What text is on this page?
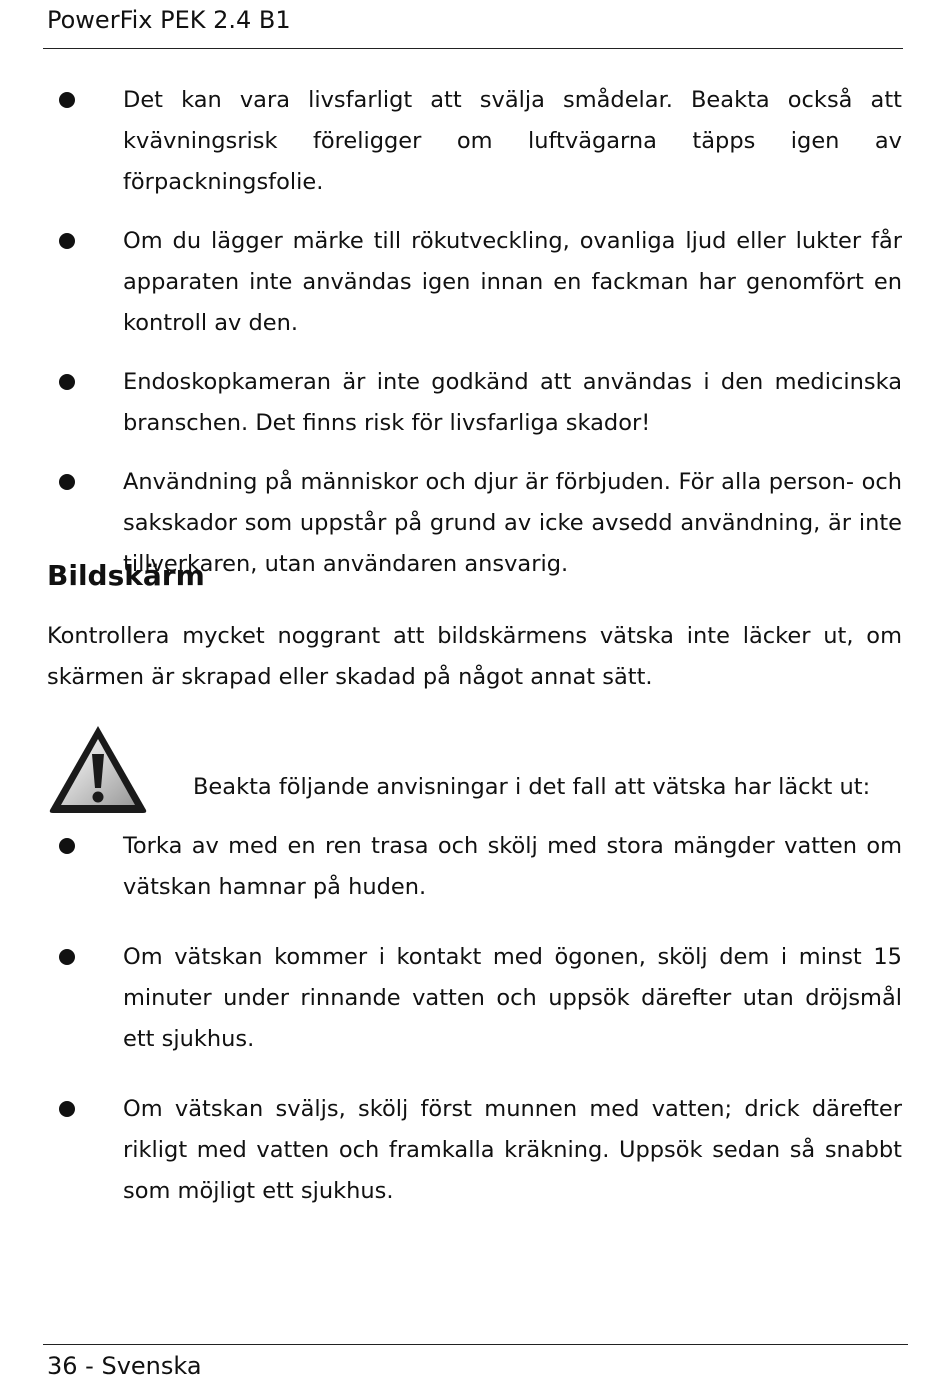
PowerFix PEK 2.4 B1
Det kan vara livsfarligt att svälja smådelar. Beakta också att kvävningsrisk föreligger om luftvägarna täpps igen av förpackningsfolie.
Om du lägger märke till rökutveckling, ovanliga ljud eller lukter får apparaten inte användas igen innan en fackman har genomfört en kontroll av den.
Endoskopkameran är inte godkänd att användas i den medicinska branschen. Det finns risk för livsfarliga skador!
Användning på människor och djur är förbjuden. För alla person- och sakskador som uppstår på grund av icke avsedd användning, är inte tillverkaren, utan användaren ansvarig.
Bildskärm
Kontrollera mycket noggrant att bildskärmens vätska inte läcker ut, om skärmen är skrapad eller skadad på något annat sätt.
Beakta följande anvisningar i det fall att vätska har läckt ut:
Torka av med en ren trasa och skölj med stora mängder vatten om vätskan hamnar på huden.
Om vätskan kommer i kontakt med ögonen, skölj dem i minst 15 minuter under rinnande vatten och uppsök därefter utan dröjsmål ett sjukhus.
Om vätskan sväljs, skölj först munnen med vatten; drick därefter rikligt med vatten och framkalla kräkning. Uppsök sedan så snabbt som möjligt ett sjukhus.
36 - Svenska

Exercise details
Reproduce the data above exactly, leaving out any picture in it.

Answer to this exercise
What text is on this page?
PowerFix PEK 2.4 B1
Det kan vara livsfarligt att svälja smådelar. Beakta också att kvävningsrisk föreligger om luftvägarna täpps igen av förpackningsfolie.
Om du lägger märke till rökutveckling, ovanliga ljud eller lukter får apparaten inte användas igen innan en fackman har genomfört en kontroll av den.
Endoskopkameran är inte godkänd att användas i den medicinska branschen. Det finns risk för livsfarliga skador!
Användning på människor och djur är förbjuden. För alla person- och sakskador som uppstår på grund av icke avsedd användning, är inte tillverkaren, utan användaren ansvarig.
Bildskärm
Kontrollera mycket noggrant att bildskärmens vätska inte läcker ut, om skärmen är skrapad eller skadad på något annat sätt.
Beakta följande anvisningar i det fall att vätska har läckt ut:
Torka av med en ren trasa och skölj med stora mängder vatten om vätskan hamnar på huden.
Om vätskan kommer i kontakt med ögonen, skölj dem i minst 15 minuter under rinnande vatten och uppsök därefter utan dröjsmål ett sjukhus.
Om vätskan sväljs, skölj först munnen med vatten; drick därefter rikligt med vatten och framkalla kräkning. Uppsök sedan så snabbt som möjligt ett sjukhus.
36 - Svenska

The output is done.